Texte sélectionné:
=====

[mise à jour, 15h40] Ajout de la réaction de Manuel Valls

Nouvel épisode dans le feuilleton des déboires de la «Manif pour tous». Hier, la préfecture de police de Paris a pris un arrêté interdisant le défilé sur les Champs-Élysées, mais aussi «l’accès à la place de la Concorde, de l’Étoile et des Invalides», déplorent les responsables du rassemblement dans un communiqué. Ils/elles ont saisi le tribunal administratif de Paris pour obtenir une annulation de l’arrêté. La réponse de la justice doit intervenir d’ici 48h. Durant cet intervalle, tout appel à manifester sur les lieux désignés est prohibé.

Interpellé à ce sujet lors de la séance de questions au gouvernement, le ministre de l’Intérieur Manuel Valls a rappelé qu’aucune manifestation n’est autorisée sur les Champs-Élysées et invité les organisateurs/trices à trouver un autre itinéraire car «Paris est grand».

MANIFESTATION MAINTENUE
La préfecture avait justifié sa décision au motif qu’il sera difficile d’assurer la sécurité des manifestant-e-s mais aussi des passant-e-s et des commerces dans ce lieu très fréquenté le dimanche. De plus, le plan Vigipirate est au niveau rouge renforcé. Dans ces conditions, les possibilités de défiler à proximité des lieux sensibles sont restreintes.

Pour les responsables de la manifestation, il s’agit là d’une atteinte à «sa liberté de réunion». La préfecture avait indiqué que d’autres itinéraires avaient été proposés mais refusés par la «Manif pour tous». Pour l’heure, les organisateurs/trices se contentent d’insister sur le fait que la manifestation est maintenue, sans préciser où.

MEETING À BRUXELLES
La «Manif pour tous» ne reste pas inactive pour autant. Ce soir, la porte-parole du mouvement Virginie Merle-Tellenne, plus connue sous le nom de Frigide Barjot, sera à Bruxelles pour un meeting. Plusieurs organisations politiques et des associations de défense des droits des personnes LGBT manifesteront devant le bâtiment où doit avoir lieu la réunion. Elles condamnent tout à la fois l’action menée par Virginie Merle-Tellenne en France, mais aussi ses accointances avec les pontes du mouvement anti-avortement.

=====

Données fournies:
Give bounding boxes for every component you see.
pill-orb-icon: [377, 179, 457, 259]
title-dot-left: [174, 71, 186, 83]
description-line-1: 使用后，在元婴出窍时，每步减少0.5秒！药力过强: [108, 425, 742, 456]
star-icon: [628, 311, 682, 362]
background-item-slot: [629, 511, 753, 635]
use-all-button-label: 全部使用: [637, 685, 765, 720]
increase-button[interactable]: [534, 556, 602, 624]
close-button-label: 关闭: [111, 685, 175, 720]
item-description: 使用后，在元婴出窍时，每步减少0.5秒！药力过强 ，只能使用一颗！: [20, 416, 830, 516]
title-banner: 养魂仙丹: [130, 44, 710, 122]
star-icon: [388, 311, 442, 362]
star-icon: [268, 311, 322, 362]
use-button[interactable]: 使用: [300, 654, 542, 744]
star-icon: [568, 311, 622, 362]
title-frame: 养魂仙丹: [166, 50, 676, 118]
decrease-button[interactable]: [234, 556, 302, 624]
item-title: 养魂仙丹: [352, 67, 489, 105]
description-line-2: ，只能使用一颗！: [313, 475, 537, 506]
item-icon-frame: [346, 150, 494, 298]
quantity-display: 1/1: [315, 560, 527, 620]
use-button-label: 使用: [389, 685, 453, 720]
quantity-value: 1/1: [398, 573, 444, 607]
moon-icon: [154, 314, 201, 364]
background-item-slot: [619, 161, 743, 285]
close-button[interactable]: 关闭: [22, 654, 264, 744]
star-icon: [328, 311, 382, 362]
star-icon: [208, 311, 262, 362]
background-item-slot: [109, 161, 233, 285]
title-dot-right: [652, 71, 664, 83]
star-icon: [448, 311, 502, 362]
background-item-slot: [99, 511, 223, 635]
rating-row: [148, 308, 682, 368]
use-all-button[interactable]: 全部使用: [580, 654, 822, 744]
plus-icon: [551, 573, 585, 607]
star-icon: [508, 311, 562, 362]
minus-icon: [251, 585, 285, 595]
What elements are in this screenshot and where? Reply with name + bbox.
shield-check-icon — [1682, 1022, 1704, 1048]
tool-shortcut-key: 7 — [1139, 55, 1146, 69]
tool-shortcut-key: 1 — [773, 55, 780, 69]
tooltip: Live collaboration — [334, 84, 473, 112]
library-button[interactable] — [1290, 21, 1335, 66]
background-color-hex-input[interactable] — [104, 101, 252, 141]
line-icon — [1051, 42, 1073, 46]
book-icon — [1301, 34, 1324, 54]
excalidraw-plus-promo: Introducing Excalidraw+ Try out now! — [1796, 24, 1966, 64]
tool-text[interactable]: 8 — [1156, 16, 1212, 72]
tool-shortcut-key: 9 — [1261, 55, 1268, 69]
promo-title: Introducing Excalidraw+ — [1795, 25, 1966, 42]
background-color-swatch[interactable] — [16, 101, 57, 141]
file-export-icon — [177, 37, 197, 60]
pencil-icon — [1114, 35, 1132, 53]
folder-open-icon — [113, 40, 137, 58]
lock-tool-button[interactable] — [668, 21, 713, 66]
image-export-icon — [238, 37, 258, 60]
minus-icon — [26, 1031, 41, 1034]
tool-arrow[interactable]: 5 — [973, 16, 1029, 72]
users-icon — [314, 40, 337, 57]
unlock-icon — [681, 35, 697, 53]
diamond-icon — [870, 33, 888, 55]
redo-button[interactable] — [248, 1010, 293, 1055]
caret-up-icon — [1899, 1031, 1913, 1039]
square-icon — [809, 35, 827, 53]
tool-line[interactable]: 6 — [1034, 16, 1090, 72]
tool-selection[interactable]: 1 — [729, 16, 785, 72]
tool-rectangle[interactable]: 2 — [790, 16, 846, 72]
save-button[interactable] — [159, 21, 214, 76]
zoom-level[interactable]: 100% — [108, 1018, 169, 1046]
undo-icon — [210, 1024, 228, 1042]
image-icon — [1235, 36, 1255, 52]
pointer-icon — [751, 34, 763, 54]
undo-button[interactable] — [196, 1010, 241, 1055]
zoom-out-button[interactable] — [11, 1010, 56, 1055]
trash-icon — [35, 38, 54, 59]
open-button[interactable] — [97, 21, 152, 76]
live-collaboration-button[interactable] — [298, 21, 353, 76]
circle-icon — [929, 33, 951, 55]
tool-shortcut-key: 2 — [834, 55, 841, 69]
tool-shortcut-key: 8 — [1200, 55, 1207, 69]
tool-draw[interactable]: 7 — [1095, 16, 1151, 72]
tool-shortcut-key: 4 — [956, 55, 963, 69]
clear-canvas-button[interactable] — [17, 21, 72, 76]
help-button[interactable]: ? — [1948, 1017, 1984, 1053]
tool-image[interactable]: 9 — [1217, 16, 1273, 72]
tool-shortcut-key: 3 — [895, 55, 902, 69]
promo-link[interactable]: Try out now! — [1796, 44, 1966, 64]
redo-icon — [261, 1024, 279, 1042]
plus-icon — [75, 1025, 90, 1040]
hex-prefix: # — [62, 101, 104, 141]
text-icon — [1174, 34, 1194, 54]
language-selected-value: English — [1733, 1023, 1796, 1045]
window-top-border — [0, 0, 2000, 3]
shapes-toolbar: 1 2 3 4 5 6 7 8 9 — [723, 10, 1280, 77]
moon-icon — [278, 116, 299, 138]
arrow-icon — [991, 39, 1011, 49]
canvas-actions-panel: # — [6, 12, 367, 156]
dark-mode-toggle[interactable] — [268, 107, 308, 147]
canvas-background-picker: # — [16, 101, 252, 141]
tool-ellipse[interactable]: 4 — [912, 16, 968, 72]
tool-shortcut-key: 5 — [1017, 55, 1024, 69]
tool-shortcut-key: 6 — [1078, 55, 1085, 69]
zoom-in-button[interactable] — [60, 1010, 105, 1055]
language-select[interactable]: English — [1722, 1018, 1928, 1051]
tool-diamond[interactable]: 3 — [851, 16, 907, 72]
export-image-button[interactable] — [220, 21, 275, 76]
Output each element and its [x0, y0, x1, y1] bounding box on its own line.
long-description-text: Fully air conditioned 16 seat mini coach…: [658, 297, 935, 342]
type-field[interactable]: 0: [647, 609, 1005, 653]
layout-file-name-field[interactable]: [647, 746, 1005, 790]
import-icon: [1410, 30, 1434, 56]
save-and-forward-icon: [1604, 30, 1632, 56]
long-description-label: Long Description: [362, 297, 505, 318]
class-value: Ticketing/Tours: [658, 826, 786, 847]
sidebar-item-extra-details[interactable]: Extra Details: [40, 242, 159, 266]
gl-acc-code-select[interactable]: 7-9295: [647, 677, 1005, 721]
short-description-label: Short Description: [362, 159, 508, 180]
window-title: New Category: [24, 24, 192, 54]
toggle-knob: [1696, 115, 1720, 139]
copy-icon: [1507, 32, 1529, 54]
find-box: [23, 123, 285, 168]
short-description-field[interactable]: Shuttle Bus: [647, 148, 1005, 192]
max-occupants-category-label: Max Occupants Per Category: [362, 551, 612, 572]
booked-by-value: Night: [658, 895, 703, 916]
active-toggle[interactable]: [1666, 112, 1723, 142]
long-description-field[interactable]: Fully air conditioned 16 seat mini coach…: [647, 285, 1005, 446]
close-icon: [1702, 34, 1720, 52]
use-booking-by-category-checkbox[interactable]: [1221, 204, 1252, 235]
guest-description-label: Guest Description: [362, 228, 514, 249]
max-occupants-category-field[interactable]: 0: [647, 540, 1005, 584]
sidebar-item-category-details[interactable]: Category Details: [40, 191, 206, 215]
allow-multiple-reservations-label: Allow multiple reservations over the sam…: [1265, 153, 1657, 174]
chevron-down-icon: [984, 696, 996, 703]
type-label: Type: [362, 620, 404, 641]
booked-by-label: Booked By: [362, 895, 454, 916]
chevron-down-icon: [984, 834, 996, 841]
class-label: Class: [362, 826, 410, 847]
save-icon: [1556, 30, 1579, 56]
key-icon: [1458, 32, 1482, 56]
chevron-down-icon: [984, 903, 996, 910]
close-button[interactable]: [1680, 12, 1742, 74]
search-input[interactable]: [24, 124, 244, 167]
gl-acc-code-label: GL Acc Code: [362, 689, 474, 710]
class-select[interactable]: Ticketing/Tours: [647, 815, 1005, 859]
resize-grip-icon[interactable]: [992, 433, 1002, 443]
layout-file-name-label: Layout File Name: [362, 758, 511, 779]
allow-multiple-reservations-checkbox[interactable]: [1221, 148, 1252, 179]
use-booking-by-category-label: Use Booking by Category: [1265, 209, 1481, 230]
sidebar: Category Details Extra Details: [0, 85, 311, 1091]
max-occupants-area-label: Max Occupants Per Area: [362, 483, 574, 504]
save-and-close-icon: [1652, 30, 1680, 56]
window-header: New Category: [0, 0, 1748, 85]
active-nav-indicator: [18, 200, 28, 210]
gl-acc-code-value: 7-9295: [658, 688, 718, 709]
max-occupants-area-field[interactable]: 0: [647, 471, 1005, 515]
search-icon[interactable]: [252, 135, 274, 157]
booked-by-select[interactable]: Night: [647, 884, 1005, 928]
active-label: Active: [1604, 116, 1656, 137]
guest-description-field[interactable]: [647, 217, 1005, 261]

=====

Objectif de l'exercice: Dans le texte sur l'interdiction du défilé de la « Manif pour tous », extrayez tout le passage qui va de « Pour les responsables » jusqu'à « du mouvement anti-avortement. », sans rien y changer. Les données n'ont aucun rapport avec le texte.

Zone de réponse:
Pour les responsables de la manifestation, il s’agit là d’une atteinte à «sa liberté de réunion». La préfecture avait indiqué que d’autres itinéraires avaient été proposés mais refusés par la «Manif pour tous». Pour l’heure, les organisateurs/trices se contentent d’insister sur le fait que la manifestation est maintenue, sans préciser où.

MEETING À BRUXELLES
La «Manif pour tous» ne reste pas inactive pour autant. Ce soir, la porte-parole du mouvement Virginie Merle-Tellenne, plus connue sous le nom de Frigide Barjot, sera à Bruxelles pour un meeting. Plusieurs organisations politiques et des associations de défense des droits des personnes LGBT manifesteront devant le bâtiment où doit avoir lieu la réunion. Elles condamnent tout à la fois l’action menée par Virginie Merle-Tellenne en France, mais aussi ses accointances avec les pontes du mouvement anti-avortement.